# INSTRUCTIONS FOR THE TASK
Go through the records and give each one again exactly.

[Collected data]
══════════════════════════════
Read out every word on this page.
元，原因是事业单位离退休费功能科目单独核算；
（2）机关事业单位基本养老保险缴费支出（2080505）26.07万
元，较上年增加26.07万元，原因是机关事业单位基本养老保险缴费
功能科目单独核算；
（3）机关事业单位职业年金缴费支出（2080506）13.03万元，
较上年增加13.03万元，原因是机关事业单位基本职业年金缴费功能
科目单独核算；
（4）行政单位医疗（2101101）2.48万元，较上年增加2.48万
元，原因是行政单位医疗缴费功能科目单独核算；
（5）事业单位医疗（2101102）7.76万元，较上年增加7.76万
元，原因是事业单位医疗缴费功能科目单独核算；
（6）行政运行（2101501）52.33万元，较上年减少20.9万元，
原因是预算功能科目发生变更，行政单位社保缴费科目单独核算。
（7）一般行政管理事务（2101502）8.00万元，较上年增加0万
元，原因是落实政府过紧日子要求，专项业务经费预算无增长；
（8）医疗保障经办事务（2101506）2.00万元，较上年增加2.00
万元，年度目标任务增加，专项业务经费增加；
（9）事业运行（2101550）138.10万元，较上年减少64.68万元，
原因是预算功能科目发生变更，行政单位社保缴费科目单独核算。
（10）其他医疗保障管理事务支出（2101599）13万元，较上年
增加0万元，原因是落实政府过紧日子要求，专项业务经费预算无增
══════════════════════════════
# RESPONSE
Read out every word on this page.
元，原因是事业单位离退休费功能科目单独核算；
（2）机关事业单位基本养老保险缴费支出（2080505）26.07万
元，较上年增加26.07万元，原因是机关事业单位基本养老保险缴费
功能科目单独核算；
（3）机关事业单位职业年金缴费支出（2080506）13.03万元，
较上年增加13.03万元，原因是机关事业单位基本职业年金缴费功能
科目单独核算；
（4）行政单位医疗（2101101）2.48万元，较上年增加2.48万
元，原因是行政单位医疗缴费功能科目单独核算；
（5）事业单位医疗（2101102）7.76万元，较上年增加7.76万
元，原因是事业单位医疗缴费功能科目单独核算；
（6）行政运行（2101501）52.33万元，较上年减少20.9万元，
原因是预算功能科目发生变更，行政单位社保缴费科目单独核算。
（7）一般行政管理事务（2101502）8.00万元，较上年增加0万
元，原因是落实政府过紧日子要求，专项业务经费预算无增长；
（8）医疗保障经办事务（2101506）2.00万元，较上年增加2.00
万元，年度目标任务增加，专项业务经费增加；
（9）事业运行（2101550）138.10万元，较上年减少64.68万元，
原因是预算功能科目发生变更，行政单位社保缴费科目单独核算。
（10）其他医疗保障管理事务支出（2101599）13万元，较上年
增加0万元，原因是落实政府过紧日子要求，专项业务经费预算无增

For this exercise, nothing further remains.